Check every line below for the word "during" and give only the number of lines where it appears.

○ ○ ○ ○ ○ ○ ○

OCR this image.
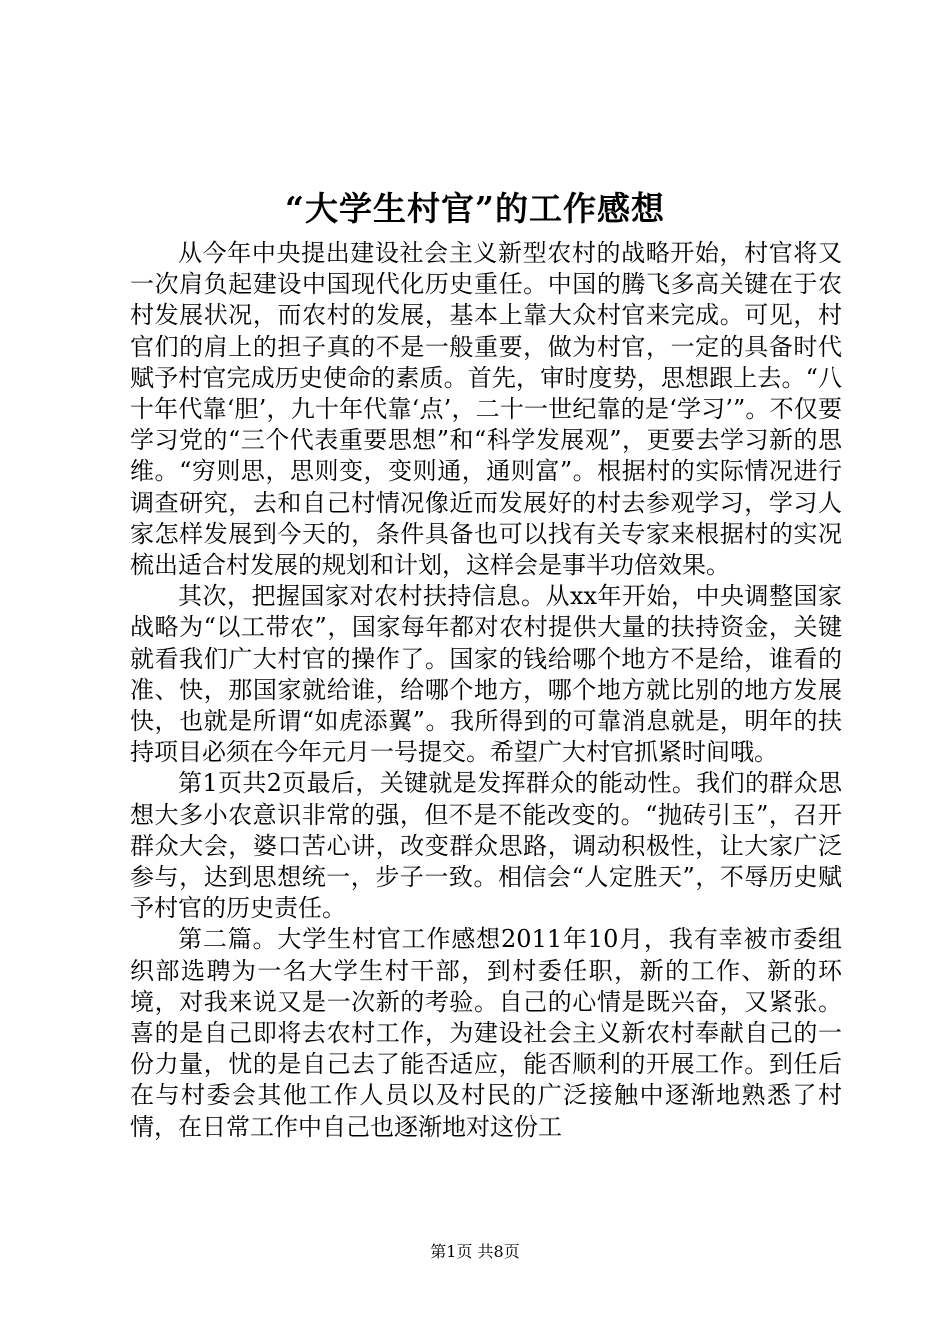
“大学生村官”的工作感想

从今年中央提出建设社会主义新型农村的战略开始，村官将又一次肩负起建设中国现代化历史重任。中国的腾飞多高关键在于农村发展状况，而农村的发展，基本上靠大众村官来完成。可见，村官们的肩上的担子真的不是一般重要，做为村官，一定的具备时代赋予村官完成历史使命的素质。首先，审时度势，思想跟上去。“八十年代靠‘胆’，九十年代靠‘点’，二十一世纪靠的是‘学习’”。不仅要学习党的“三个代表重要思想”和“科学发展观”，更要去学习新的思维。“穷则思，思则变，变则通，通则富”。根据村的实际情况进行调查研究，去和自己村情况像近而发展好的村去参观学习，学习人家怎样发展到今天的，条件具备也可以找有关专家来根据村的实况梳出适合村发展的规划和计划，这样会是事半功倍效果。

其次，把握国家对农村扶持信息。从xx年开始，中央调整国家战略为“以工带农”，国家每年都对农村提供大量的扶持资金，关键就看我们广大村官的操作了。国家的钱给哪个地方不是给，谁看的准、快，那国家就给谁，给哪个地方，哪个地方就比别的地方发展快，也就是所谓“如虎添翼”。我所得到的可靠消息就是，明年的扶持项目必须在今年元月一号提交。希望广大村官抓紧时间哦。

第1页共2页最后，关键就是发挥群众的能动性。我们的群众思想大多小农意识非常的强，但不是不能改变的。“抛砖引玉”，召开群众大会，婆口苦心讲，改变群众思路，调动积极性，让大家广泛参与，达到思想统一，步子一致。相信会“人定胜天”，不辱历史赋予村官的历史责任。

第二篇。大学生村官工作感想2011年10月，我有幸被市委组织部选聘为一名大学生村干部，到村委任职，新的工作、新的环境，对我来说又是一次新的考验。自己的心情是既兴奋，又紧张。喜的是自己即将去农村工作，为建设社会主义新农村奉献自己的一份力量，忧的是自己去了能否适应，能否顺利的开展工作。到任后在与村委会其他工作人员以及村民的广泛接触中逐渐地熟悉了村情，在日常工作中自己也逐渐地对这份工

第1页 共8页
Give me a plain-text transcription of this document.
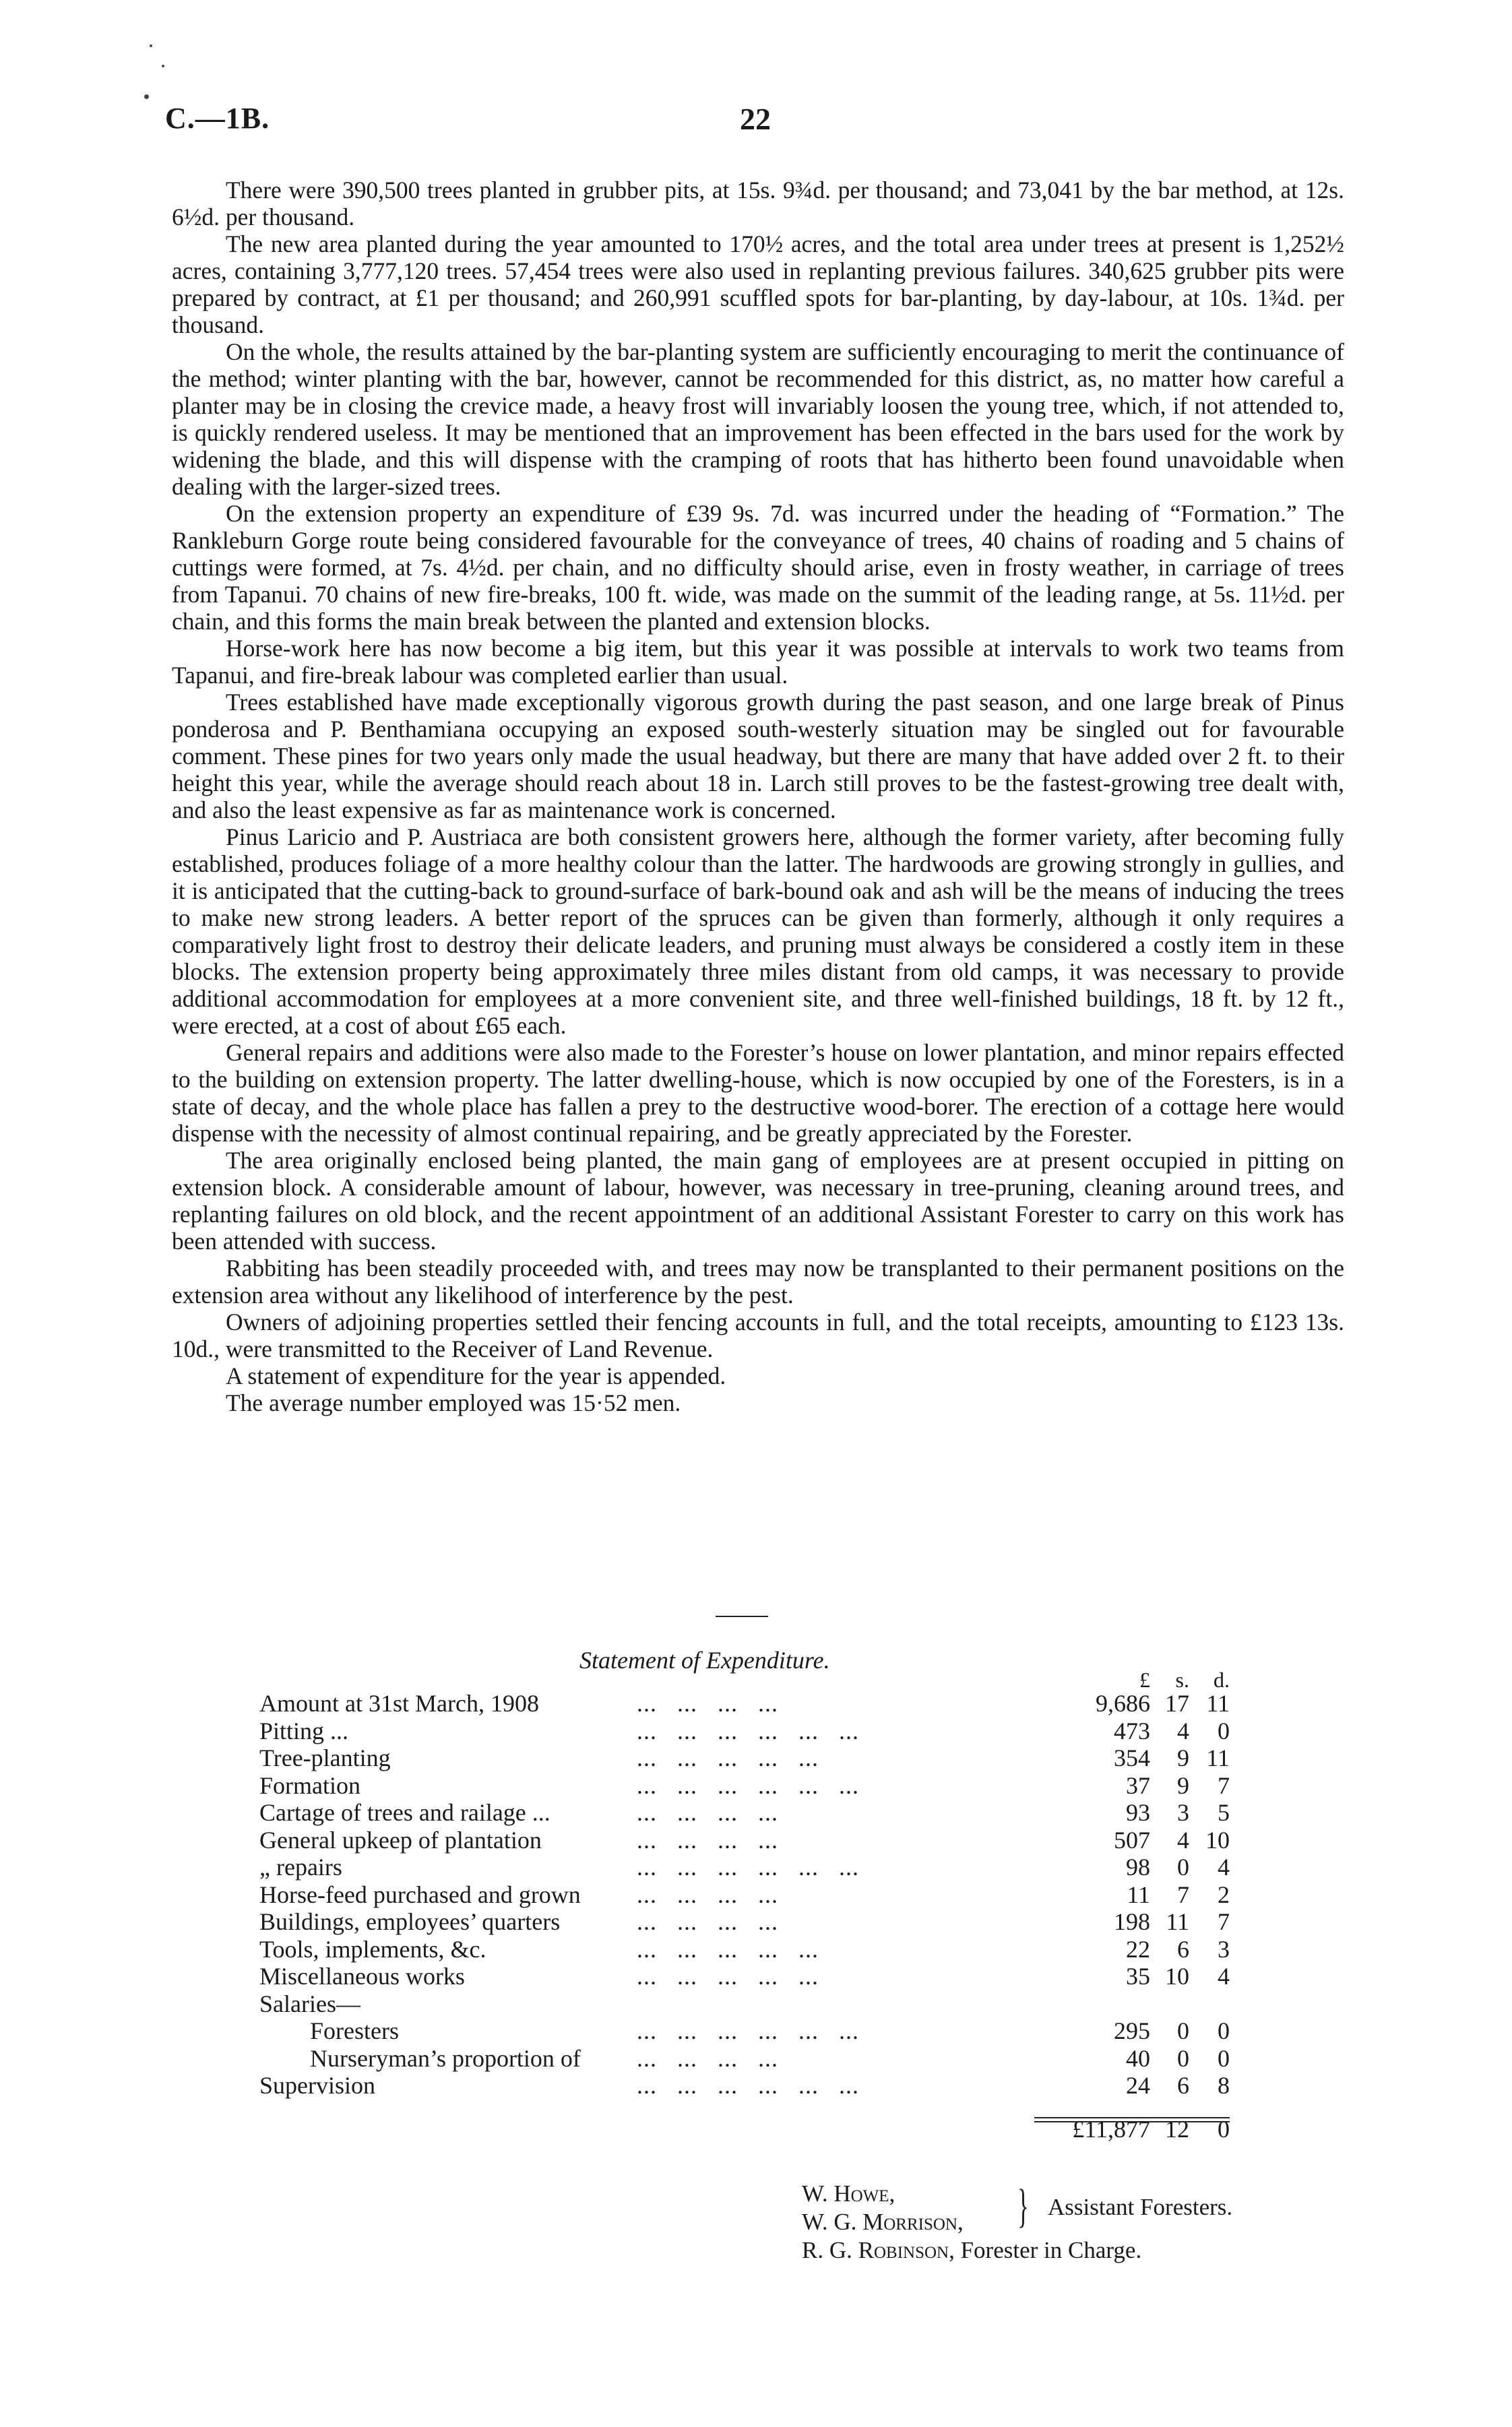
C.—1B.	22

There were 390,500 trees planted in grubber pits, at 15s. 9¾d. per thousand; and 73,041 by the bar method, at 12s. 6½d. per thousand.

The new area planted during the year amounted to 170½ acres, and the total area under trees at present is 1,252½ acres, containing 3,777,120 trees. 57,454 trees were also used in replanting previous failures. 340,625 grubber pits were prepared by contract, at £1 per thousand; and 260,991 scuffled spots for bar-planting, by day-labour, at 10s. 1¾d. per thousand.

On the whole, the results attained by the bar-planting system are sufficiently encouraging to merit the continuance of the method; winter planting with the bar, however, cannot be recommended for this district, as, no matter how careful a planter may be in closing the crevice made, a heavy frost will invariably loosen the young tree, which, if not attended to, is quickly rendered useless. It may be mentioned that an improvement has been effected in the bars used for the work by widening the blade, and this will dispense with the cramping of roots that has hitherto been found unavoidable when dealing with the larger-sized trees.

On the extension property an expenditure of £39 9s. 7d. was incurred under the heading of “Formation.” The Rankleburn Gorge route being considered favourable for the conveyance of trees, 40 chains of roading and 5 chains of cuttings were formed, at 7s. 4½d. per chain, and no difficulty should arise, even in frosty weather, in carriage of trees from Tapanui. 70 chains of new fire-breaks, 100 ft. wide, was made on the summit of the leading range, at 5s. 11½d. per chain, and this forms the main break between the planted and extension blocks.

Horse-work here has now become a big item, but this year it was possible at intervals to work two teams from Tapanui, and fire-break labour was completed earlier than usual.

Trees established have made exceptionally vigorous growth during the past season, and one large break of Pinus ponderosa and P. Benthamiana occupying an exposed south-westerly situation may be singled out for favourable comment. These pines for two years only made the usual headway, but there are many that have added over 2 ft. to their height this year, while the average should reach about 18 in. Larch still proves to be the fastest-growing tree dealt with, and also the least expensive as far as maintenance work is concerned.

Pinus Laricio and P. Austriaca are both consistent growers here, although the former variety, after becoming fully established, produces foliage of a more healthy colour than the latter. The hardwoods are growing strongly in gullies, and it is anticipated that the cutting-back to ground-surface of bark-bound oak and ash will be the means of inducing the trees to make new strong leaders. A better report of the spruces can be given than formerly, although it only requires a comparatively light frost to destroy their delicate leaders, and pruning must always be considered a costly item in these blocks. The extension property being approximately three miles distant from old camps, it was necessary to provide additional accommodation for employees at a more convenient site, and three well-finished buildings, 18 ft. by 12 ft., were erected, at a cost of about £65 each.

General repairs and additions were also made to the Forester’s house on lower plantation, and minor repairs effected to the building on extension property. The latter dwelling-house, which is now occupied by one of the Foresters, is in a state of decay, and the whole place has fallen a prey to the destructive wood-borer. The erection of a cottage here would dispense with the necessity of almost continual repairing, and be greatly appreciated by the Forester.

The area originally enclosed being planted, the main gang of employees are at present occupied in pitting on extension block. A considerable amount of labour, however, was necessary in tree-pruning, cleaning around trees, and replanting failures on old block, and the recent appointment of an additional Assistant Forester to carry on this work has been attended with success.

Rabbiting has been steadily proceeded with, and trees may now be transplanted to their permanent positions on the extension area without any likelihood of interference by the pest.

Owners of adjoining properties settled their fencing accounts in full, and the total receipts, amounting to £123 13s. 10d., were transmitted to the Receiver of Land Revenue.

A statement of expenditure for the year is appended.

The average number employed was 15·52 men.

Statement of Expenditure.
£	s.	d.
Amount at 31st March, 1908	...   ...   ...   ...	9,686 17 11
Pitting ...	...   ...   ...   ...   ...   ...	473	4	0
Tree-planting	...   ...   ...   ...   ...	354	9 11
Formation	...   ...   ...   ...   ...   ...	37	9	7
Cartage of trees and railage ...	...   ...   ...   ...	93	3	5
General upkeep of plantation	...   ...   ...   ...	507	4 10
„ repairs	...   ...   ...   ...   ...   ...	98	0	4
Horse-feed purchased and grown ...   ...   ...   ...	11	7	2
Buildings, employees’ quarters	...   ...   ...   ...	198 11	7
Tools, implements, &c.	...   ...   ...   ...   ...	22	6	3
Miscellaneous works	...   ...   ...   ...   ...	35 10	4
Salaries—
Foresters	...   ...   ...   ...   ...   ...	295	0	0
Nurseryman’s proportion of ...   ...   ...   ...	40	0	0
Supervision	...   ...   ...   ...   ...   ...	24	6	8
£11,877 12	0
W. Howe,
W. G. Morrison,
R. G. Robinson, Forester in Charge.
} Assistant Foresters.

○ ○ ○ ○ ○ ○ ○

SOLUTION FOR THIS EXERCISE:
2